··· DATA ROWS ···

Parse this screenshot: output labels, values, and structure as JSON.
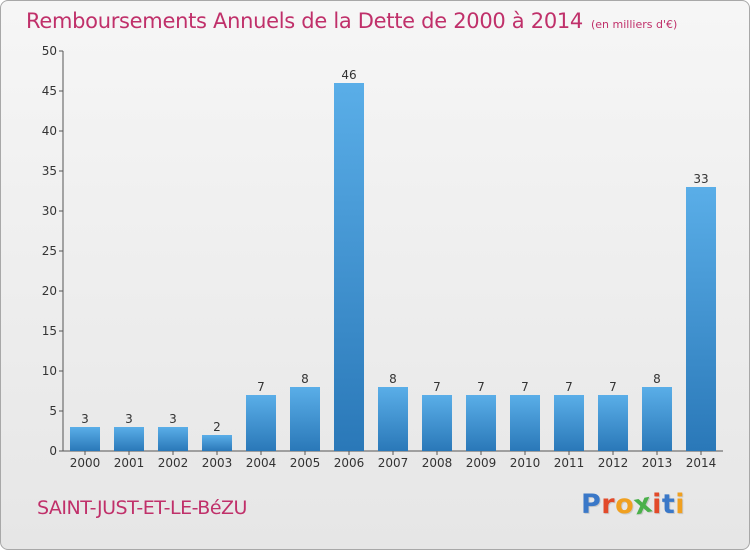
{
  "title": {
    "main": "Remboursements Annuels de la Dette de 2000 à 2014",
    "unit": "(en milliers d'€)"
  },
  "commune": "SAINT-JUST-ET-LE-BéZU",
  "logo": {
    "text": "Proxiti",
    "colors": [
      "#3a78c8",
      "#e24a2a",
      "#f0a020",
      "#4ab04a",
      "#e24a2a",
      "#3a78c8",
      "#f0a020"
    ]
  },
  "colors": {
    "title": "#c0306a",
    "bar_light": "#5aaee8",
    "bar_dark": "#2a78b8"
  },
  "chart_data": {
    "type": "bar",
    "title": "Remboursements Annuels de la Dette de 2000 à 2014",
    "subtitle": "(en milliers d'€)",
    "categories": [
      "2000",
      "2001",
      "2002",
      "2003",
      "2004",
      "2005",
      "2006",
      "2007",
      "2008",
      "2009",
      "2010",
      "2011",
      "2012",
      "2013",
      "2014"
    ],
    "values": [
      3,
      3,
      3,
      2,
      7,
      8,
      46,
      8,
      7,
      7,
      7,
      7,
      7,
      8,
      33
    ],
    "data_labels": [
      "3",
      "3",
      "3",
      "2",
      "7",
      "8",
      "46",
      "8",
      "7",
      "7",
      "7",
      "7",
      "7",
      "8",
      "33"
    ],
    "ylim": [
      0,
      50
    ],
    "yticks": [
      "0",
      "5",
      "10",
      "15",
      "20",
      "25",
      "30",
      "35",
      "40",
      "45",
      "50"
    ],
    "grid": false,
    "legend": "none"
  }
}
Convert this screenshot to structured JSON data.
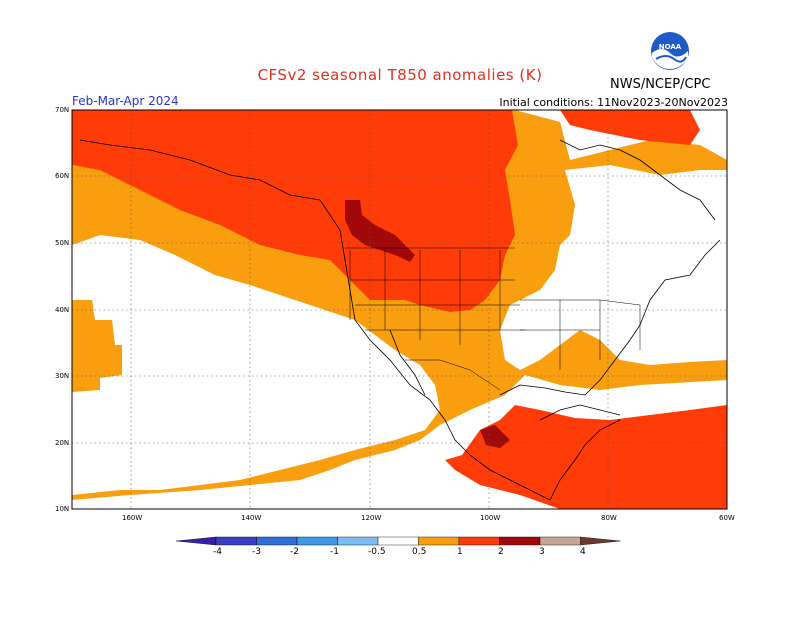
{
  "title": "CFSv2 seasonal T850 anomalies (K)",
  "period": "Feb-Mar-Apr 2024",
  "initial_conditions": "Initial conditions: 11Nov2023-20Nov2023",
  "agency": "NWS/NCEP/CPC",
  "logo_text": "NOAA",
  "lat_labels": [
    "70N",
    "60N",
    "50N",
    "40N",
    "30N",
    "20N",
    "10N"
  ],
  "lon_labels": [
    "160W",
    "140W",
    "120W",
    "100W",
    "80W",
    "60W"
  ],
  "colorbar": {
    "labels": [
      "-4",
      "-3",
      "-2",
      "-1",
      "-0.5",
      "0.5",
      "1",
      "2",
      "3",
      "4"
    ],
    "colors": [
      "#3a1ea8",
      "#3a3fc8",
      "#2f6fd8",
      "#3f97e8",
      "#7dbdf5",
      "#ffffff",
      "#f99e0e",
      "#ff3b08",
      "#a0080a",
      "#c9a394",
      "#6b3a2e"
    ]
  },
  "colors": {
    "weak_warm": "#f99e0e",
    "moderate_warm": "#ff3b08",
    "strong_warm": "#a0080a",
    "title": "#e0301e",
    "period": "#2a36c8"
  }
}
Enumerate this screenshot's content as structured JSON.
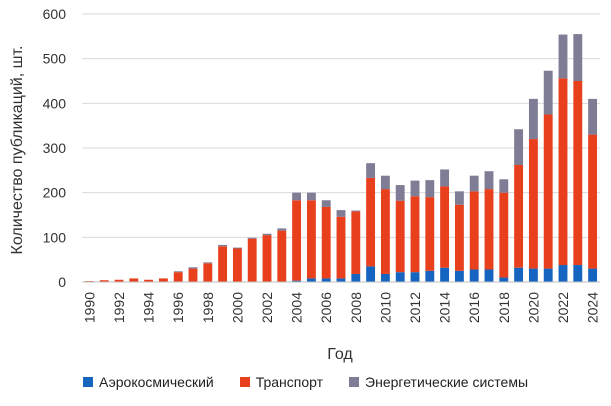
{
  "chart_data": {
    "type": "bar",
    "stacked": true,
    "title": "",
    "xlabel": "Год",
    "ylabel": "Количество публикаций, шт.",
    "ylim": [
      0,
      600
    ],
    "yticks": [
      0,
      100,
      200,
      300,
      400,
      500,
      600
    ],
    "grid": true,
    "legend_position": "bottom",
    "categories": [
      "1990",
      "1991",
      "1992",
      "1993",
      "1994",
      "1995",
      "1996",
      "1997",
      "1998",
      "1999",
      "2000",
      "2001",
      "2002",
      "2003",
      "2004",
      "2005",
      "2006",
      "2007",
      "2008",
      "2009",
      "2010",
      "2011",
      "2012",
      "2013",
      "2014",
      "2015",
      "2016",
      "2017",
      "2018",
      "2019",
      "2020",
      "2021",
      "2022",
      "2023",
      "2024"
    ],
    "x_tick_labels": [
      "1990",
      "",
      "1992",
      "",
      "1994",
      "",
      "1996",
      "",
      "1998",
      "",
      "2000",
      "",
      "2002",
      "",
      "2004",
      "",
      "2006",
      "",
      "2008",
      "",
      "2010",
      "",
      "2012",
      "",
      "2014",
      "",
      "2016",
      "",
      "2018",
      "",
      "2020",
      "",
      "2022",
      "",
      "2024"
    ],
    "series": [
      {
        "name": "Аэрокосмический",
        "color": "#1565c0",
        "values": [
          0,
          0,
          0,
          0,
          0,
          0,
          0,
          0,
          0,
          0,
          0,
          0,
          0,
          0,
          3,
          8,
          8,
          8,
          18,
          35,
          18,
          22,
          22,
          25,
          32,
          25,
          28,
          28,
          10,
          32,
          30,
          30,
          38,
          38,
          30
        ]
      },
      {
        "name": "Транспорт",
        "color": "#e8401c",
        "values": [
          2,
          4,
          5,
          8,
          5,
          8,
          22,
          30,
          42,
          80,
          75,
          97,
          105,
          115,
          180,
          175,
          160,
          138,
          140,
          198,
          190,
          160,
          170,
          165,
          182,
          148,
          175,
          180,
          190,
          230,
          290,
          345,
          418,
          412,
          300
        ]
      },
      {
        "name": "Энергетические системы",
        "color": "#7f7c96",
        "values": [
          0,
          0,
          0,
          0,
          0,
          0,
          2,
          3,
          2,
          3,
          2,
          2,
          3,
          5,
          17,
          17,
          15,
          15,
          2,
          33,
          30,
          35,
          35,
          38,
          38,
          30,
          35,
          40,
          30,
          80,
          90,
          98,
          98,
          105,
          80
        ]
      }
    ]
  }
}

···

Using the material above, return every line exactly as it appears, minus the pictures.

Parse this screenshot: output labels, values, and structure as JSON.
{
  "title": {
    "main": "Remboursements Annuels de la Dette de 2000 à 2014",
    "unit": "(en milliers d'€)"
  },
  "commune": "SAINT-JUST-ET-LE-BéZU",
  "logo": {
    "text": "Proxiti",
    "colors": [
      "#3a78c8",
      "#e24a2a",
      "#f0a020",
      "#4ab04a",
      "#e24a2a",
      "#3a78c8",
      "#f0a020"
    ]
  },
  "colors": {
    "title": "#c0306a",
    "bar_light": "#5aaee8",
    "bar_dark": "#2a78b8"
  },
  "chart_data": {
    "type": "bar",
    "title": "Remboursements Annuels de la Dette de 2000 à 2014",
    "subtitle": "(en milliers d'€)",
    "categories": [
      "2000",
      "2001",
      "2002",
      "2003",
      "2004",
      "2005",
      "2006",
      "2007",
      "2008",
      "2009",
      "2010",
      "2011",
      "2012",
      "2013",
      "2014"
    ],
    "values": [
      3,
      3,
      3,
      2,
      7,
      8,
      46,
      8,
      7,
      7,
      7,
      7,
      7,
      8,
      33
    ],
    "data_labels": [
      "3",
      "3",
      "3",
      "2",
      "7",
      "8",
      "46",
      "8",
      "7",
      "7",
      "7",
      "7",
      "7",
      "8",
      "33"
    ],
    "ylim": [
      0,
      50
    ],
    "yticks": [
      "0",
      "5",
      "10",
      "15",
      "20",
      "25",
      "30",
      "35",
      "40",
      "45",
      "50"
    ],
    "grid": false,
    "legend": "none"
  }
}
Convert this screenshot to structured JSON data.
{
  "title": "CFSv2 seasonal T850 anomalies (K)",
  "period": "Feb-Mar-Apr 2024",
  "initial_conditions": "Initial conditions: 11Nov2023-20Nov2023",
  "agency": "NWS/NCEP/CPC",
  "logo_text": "NOAA",
  "lat_labels": [
    "70N",
    "60N",
    "50N",
    "40N",
    "30N",
    "20N",
    "10N"
  ],
  "lon_labels": [
    "160W",
    "140W",
    "120W",
    "100W",
    "80W",
    "60W"
  ],
  "colorbar": {
    "labels": [
      "-4",
      "-3",
      "-2",
      "-1",
      "-0.5",
      "0.5",
      "1",
      "2",
      "3",
      "4"
    ],
    "colors": [
      "#3a1ea8",
      "#3a3fc8",
      "#2f6fd8",
      "#3f97e8",
      "#7dbdf5",
      "#ffffff",
      "#f99e0e",
      "#ff3b08",
      "#a0080a",
      "#c9a394",
      "#6b3a2e"
    ]
  },
  "colors": {
    "weak_warm": "#f99e0e",
    "moderate_warm": "#ff3b08",
    "strong_warm": "#a0080a",
    "title": "#e0301e",
    "period": "#2a36c8"
  }
}
Enumerate this screenshot's content as structured JSON.
{
  "chart_data": {
    "type": "bar",
    "stacked": true,
    "title": "",
    "xlabel": "Год",
    "ylabel": "Количество публикаций, шт.",
    "ylim": [
      0,
      600
    ],
    "yticks": [
      0,
      100,
      200,
      300,
      400,
      500,
      600
    ],
    "grid": true,
    "legend_position": "bottom",
    "categories": [
      "1990",
      "1991",
      "1992",
      "1993",
      "1994",
      "1995",
      "1996",
      "1997",
      "1998",
      "1999",
      "2000",
      "2001",
      "2002",
      "2003",
      "2004",
      "2005",
      "2006",
      "2007",
      "2008",
      "2009",
      "2010",
      "2011",
      "2012",
      "2013",
      "2014",
      "2015",
      "2016",
      "2017",
      "2018",
      "2019",
      "2020",
      "2021",
      "2022",
      "2023",
      "2024"
    ],
    "x_tick_labels": [
      "1990",
      "",
      "1992",
      "",
      "1994",
      "",
      "1996",
      "",
      "1998",
      "",
      "2000",
      "",
      "2002",
      "",
      "2004",
      "",
      "2006",
      "",
      "2008",
      "",
      "2010",
      "",
      "2012",
      "",
      "2014",
      "",
      "2016",
      "",
      "2018",
      "",
      "2020",
      "",
      "2022",
      "",
      "2024"
    ],
    "series": [
      {
        "name": "Аэрокосмический",
        "color": "#1565c0",
        "values": [
          0,
          0,
          0,
          0,
          0,
          0,
          0,
          0,
          0,
          0,
          0,
          0,
          0,
          0,
          3,
          8,
          8,
          8,
          18,
          35,
          18,
          22,
          22,
          25,
          32,
          25,
          28,
          28,
          10,
          32,
          30,
          30,
          38,
          38,
          30
        ]
      },
      {
        "name": "Транспорт",
        "color": "#e8401c",
        "values": [
          2,
          4,
          5,
          8,
          5,
          8,
          22,
          30,
          42,
          80,
          75,
          97,
          105,
          115,
          180,
          175,
          160,
          138,
          140,
          198,
          190,
          160,
          170,
          165,
          182,
          148,
          175,
          180,
          190,
          230,
          290,
          345,
          418,
          412,
          300
        ]
      },
      {
        "name": "Энергетические системы",
        "color": "#7f7c96",
        "values": [
          0,
          0,
          0,
          0,
          0,
          0,
          2,
          3,
          2,
          3,
          2,
          2,
          3,
          5,
          17,
          17,
          15,
          15,
          2,
          33,
          30,
          35,
          35,
          38,
          38,
          30,
          35,
          40,
          30,
          80,
          90,
          98,
          98,
          105,
          80
        ]
      }
    ]
  }
}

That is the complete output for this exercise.